Your instructions:
Write out all lines holding the word "Norman".

****************************************

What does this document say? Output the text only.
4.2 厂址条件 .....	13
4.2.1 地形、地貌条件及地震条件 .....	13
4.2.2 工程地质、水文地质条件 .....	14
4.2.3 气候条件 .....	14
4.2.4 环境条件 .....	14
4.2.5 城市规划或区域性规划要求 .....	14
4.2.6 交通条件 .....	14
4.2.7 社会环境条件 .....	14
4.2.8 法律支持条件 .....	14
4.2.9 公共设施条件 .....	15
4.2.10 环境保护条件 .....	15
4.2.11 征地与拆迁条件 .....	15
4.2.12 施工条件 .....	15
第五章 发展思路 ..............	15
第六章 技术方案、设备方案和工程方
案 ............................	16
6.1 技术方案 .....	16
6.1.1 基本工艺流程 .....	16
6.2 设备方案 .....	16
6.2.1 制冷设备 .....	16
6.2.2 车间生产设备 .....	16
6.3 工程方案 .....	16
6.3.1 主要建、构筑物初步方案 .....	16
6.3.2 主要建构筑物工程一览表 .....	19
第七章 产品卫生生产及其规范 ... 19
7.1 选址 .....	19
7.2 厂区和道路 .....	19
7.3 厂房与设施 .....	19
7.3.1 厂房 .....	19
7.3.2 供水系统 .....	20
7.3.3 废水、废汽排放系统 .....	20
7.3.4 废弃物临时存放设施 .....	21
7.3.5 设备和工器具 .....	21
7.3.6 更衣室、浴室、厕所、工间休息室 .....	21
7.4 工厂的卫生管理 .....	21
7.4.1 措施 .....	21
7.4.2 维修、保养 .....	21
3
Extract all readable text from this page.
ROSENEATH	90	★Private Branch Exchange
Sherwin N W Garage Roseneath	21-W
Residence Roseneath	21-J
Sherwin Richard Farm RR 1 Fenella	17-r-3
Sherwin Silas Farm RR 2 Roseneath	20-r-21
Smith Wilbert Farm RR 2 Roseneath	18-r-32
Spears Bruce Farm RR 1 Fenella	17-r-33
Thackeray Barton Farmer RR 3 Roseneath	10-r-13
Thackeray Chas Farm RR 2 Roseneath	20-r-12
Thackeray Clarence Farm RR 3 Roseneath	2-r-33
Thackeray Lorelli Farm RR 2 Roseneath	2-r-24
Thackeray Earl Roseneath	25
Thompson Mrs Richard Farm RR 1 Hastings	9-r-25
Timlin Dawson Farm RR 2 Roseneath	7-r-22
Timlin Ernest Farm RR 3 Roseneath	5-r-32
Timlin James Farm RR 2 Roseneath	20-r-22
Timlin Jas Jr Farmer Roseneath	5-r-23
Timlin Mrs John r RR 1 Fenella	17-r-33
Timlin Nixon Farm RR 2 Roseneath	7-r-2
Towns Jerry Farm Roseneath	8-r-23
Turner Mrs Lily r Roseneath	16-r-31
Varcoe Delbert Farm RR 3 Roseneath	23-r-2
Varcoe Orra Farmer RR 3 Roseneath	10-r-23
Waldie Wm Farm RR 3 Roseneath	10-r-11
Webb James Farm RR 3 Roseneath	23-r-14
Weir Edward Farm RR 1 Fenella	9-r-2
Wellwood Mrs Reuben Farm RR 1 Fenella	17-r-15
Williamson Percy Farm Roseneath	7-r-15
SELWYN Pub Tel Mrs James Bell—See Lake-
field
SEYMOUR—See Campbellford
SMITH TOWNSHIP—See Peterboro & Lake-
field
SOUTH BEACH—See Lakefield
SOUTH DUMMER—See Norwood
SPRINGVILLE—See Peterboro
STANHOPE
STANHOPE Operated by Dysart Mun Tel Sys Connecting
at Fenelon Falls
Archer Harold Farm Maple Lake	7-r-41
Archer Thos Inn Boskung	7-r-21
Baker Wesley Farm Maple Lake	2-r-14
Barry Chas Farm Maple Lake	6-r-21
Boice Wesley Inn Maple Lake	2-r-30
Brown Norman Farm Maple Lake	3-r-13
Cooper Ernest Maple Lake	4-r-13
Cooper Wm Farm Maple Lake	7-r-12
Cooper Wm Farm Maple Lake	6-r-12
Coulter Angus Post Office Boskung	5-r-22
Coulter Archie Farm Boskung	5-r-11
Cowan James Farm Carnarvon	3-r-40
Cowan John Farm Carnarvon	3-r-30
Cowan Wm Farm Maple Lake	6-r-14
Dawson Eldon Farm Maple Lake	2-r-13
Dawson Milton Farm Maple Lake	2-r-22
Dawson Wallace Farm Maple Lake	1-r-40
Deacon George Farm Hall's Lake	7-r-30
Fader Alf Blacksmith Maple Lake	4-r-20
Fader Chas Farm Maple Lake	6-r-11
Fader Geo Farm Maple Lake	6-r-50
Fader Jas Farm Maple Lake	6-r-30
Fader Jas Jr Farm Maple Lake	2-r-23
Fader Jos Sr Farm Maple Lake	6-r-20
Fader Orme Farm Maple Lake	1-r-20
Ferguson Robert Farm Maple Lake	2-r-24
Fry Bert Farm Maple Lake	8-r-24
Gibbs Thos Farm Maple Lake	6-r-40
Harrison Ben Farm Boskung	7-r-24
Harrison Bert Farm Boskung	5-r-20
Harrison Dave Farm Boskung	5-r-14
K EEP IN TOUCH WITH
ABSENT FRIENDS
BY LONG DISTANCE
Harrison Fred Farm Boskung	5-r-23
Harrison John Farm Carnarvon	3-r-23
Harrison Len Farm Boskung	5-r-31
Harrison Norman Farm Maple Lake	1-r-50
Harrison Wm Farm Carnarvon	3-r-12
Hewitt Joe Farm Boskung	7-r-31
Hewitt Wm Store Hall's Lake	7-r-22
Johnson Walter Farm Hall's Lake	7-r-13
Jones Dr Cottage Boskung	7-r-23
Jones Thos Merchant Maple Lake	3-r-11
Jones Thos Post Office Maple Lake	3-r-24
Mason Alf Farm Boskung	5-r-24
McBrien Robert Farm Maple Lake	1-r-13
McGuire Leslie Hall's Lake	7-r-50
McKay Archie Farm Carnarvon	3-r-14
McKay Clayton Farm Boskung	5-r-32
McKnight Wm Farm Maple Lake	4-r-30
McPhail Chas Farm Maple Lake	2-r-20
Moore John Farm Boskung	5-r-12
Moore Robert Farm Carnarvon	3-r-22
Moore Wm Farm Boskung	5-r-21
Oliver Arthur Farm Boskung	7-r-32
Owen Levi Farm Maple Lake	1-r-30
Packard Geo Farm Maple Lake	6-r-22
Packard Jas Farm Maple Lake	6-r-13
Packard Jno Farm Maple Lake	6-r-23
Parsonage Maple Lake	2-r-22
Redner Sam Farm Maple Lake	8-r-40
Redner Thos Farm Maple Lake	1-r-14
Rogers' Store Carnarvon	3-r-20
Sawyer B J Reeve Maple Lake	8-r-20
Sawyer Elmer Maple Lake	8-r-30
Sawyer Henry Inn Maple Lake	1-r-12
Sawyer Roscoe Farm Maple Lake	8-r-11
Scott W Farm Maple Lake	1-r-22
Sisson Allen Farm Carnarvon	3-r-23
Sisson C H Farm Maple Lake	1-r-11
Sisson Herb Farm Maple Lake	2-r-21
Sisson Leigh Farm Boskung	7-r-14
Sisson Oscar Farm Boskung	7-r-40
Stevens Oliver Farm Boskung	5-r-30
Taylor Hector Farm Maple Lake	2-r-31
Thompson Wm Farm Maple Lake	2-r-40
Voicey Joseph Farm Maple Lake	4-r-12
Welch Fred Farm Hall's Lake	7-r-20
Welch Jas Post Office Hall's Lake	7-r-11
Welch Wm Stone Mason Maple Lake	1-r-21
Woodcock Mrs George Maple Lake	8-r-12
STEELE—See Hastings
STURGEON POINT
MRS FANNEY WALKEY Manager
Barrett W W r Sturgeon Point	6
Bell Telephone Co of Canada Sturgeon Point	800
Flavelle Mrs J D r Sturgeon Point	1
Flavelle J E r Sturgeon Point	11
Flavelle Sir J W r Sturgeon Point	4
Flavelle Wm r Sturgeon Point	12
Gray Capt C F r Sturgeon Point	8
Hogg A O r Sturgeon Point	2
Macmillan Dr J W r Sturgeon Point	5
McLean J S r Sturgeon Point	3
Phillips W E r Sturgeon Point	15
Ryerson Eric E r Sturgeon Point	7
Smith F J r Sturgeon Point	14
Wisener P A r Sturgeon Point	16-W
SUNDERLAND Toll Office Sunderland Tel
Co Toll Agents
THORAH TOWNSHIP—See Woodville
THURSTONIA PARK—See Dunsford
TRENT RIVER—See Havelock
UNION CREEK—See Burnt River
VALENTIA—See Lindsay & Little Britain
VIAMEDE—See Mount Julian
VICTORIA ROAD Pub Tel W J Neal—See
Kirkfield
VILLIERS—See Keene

****************************************

The completed task:
Brown Norman Farm Maple Lake	3-r-13
Harrison Norman Farm Maple Lake	1-r-50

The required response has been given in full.